▶ **RECORDS PROVIDED**
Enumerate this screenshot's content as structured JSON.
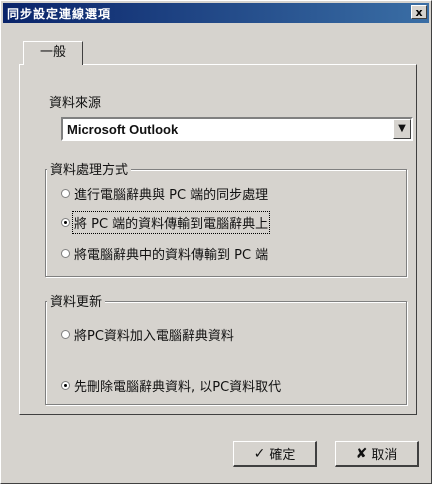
{
  "window": {
    "title": "同步設定連線選項",
    "close_glyph": "x"
  },
  "tabs": [
    {
      "label": "一般"
    }
  ],
  "data_source": {
    "label": "資料來源",
    "selected": "Microsoft Outlook",
    "arrow_glyph": "▼"
  },
  "processing": {
    "label": "資料處理方式",
    "options": [
      {
        "label": "進行電腦辭典與 PC 端的同步處理",
        "selected": false
      },
      {
        "label": "將 PC 端的資料傳輸到電腦辭典上",
        "selected": true
      },
      {
        "label": "將電腦辭典中的資料傳輸到 PC 端",
        "selected": false
      }
    ]
  },
  "update": {
    "label": "資料更新",
    "options": [
      {
        "label": "將PC資料加入電腦辭典資料",
        "selected": false
      },
      {
        "label": "先刪除電腦辭典資料, 以PC資料取代",
        "selected": true
      }
    ]
  },
  "buttons": {
    "ok": {
      "label": "確定",
      "icon": "✓"
    },
    "cancel": {
      "label": "取消",
      "icon": "✘"
    }
  }
}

▶ **WHAT THE TASK ASKS**
How many lines in these entries contain the string "label"? State the number and nothing more.

▶ **TASK SOLUTION**
11